____ PROVIDED ENTRIES

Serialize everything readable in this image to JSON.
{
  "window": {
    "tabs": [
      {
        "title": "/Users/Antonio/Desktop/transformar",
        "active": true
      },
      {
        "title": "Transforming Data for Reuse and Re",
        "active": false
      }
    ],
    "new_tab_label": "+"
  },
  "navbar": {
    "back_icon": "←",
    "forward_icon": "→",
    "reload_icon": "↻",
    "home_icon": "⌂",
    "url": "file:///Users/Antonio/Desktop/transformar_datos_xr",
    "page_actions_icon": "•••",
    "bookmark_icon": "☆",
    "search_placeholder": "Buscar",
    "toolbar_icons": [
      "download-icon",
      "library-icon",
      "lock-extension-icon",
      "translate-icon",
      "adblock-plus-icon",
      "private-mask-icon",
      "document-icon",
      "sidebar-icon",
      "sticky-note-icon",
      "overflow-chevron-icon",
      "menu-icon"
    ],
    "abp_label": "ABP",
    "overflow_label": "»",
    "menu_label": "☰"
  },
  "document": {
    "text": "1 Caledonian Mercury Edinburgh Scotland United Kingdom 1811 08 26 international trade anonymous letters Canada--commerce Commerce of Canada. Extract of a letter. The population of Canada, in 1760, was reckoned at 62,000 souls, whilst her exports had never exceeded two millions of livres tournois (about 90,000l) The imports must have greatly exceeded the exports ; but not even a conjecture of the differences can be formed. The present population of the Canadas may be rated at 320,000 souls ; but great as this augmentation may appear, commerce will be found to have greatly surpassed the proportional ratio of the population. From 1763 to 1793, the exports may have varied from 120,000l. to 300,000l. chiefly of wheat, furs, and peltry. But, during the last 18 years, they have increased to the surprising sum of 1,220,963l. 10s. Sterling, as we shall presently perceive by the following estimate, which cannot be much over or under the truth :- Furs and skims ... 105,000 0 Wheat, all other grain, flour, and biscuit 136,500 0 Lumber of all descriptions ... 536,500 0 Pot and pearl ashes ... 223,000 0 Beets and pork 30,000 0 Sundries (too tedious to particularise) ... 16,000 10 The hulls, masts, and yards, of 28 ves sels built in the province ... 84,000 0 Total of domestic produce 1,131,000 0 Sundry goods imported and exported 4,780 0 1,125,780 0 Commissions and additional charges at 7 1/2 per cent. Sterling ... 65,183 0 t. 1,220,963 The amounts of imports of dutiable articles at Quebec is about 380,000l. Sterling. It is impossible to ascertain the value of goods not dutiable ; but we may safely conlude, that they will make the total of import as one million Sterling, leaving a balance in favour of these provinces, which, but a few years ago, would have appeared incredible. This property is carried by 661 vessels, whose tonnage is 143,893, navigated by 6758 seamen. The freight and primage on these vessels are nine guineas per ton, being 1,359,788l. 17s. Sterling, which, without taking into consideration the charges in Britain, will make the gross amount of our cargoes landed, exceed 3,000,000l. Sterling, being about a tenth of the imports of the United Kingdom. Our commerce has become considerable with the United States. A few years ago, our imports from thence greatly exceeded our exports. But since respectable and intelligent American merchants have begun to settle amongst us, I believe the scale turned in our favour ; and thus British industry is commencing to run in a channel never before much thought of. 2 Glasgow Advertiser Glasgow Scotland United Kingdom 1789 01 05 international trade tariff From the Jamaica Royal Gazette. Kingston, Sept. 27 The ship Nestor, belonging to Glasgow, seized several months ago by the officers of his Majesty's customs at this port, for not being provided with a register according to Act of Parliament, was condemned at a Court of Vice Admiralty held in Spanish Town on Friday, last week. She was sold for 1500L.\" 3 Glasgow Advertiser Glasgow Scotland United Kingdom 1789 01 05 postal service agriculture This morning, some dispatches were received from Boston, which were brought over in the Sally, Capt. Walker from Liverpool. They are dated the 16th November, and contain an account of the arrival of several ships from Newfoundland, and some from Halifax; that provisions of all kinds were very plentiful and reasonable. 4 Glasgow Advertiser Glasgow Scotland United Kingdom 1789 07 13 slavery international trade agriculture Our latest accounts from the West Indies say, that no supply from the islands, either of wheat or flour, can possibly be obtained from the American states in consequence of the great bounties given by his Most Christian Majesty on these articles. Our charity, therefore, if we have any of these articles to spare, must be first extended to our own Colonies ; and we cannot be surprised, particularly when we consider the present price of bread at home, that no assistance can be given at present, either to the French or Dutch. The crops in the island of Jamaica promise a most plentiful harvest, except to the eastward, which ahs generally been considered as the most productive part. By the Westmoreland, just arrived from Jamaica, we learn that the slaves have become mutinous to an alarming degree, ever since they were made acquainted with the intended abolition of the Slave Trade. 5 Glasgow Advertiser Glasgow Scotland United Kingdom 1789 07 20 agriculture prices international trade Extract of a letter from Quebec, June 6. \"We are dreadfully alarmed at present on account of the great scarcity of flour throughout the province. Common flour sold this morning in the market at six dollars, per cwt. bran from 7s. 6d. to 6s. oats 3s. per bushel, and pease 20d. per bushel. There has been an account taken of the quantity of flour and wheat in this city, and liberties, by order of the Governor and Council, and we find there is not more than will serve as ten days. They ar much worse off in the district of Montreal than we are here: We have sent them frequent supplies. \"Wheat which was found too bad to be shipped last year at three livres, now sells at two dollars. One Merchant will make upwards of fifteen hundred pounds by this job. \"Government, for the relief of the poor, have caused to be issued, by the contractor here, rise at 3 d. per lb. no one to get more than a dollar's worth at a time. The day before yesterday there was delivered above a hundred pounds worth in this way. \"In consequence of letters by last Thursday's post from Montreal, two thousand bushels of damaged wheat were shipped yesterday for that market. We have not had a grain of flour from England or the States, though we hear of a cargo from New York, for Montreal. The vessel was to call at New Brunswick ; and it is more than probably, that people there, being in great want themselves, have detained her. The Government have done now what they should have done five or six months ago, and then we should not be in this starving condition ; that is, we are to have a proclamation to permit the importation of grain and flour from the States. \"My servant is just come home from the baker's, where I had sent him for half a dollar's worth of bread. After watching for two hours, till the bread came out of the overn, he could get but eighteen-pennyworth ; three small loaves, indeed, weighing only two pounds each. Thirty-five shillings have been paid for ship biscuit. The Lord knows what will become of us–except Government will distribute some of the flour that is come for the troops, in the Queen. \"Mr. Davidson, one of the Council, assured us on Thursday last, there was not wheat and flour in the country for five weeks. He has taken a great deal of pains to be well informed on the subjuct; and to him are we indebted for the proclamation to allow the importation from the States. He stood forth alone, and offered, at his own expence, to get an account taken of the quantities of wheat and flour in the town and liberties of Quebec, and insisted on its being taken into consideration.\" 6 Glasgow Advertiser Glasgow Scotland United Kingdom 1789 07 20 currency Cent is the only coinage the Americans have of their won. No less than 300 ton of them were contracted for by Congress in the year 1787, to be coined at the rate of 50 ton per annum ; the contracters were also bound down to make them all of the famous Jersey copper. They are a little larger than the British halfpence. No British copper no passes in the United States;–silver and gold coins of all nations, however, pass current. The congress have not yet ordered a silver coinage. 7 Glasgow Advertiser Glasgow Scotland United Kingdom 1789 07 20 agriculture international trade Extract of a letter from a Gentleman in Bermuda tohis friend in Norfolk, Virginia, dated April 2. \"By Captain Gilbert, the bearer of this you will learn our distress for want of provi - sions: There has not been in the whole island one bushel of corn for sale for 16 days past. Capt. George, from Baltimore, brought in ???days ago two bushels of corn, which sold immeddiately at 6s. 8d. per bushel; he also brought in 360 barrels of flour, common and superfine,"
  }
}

________
____ PROVIDED ENTRIES

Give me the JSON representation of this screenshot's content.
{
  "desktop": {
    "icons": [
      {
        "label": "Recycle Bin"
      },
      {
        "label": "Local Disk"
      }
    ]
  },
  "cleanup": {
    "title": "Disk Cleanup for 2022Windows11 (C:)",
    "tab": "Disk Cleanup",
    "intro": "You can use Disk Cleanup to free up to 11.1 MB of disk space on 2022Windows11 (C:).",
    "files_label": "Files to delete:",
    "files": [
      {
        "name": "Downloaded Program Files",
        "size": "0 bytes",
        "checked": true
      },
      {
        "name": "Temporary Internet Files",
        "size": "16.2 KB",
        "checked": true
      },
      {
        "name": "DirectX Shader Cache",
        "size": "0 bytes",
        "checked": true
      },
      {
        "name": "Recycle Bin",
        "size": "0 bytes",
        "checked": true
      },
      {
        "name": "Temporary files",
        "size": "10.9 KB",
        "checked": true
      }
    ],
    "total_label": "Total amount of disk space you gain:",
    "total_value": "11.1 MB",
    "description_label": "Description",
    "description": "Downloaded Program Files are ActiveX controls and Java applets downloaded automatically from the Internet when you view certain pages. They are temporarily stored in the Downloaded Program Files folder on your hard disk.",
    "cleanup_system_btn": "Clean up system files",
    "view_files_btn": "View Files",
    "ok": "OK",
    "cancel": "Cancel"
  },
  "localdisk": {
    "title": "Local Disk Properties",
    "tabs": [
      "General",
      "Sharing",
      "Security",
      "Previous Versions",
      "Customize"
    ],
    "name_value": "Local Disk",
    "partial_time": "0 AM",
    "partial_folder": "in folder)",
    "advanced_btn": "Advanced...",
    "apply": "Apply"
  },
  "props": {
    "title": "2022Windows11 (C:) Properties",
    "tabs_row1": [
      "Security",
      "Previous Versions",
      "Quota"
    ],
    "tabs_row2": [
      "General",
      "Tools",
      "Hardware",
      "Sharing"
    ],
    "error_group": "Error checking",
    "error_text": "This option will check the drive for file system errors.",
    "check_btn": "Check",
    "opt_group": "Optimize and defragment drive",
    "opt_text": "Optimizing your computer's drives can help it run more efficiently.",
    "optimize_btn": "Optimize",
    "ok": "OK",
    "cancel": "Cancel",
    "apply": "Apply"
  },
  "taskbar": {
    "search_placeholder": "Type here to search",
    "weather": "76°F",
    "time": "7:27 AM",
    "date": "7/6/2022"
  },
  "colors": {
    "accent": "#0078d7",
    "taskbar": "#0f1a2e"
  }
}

________

PROBLEM REQUIREMENTS – Pull out each line containing the word "Internet" and copy it.

FINISHED ANSWER –
        "name": "Temporary Internet Files",
    "description": "Downloaded Program Files are ActiveX controls and Java applets downloaded automatically from the Internet when you view certain pages. They are temporarily stored in the Downloaded Program Files folder on your hard disk.",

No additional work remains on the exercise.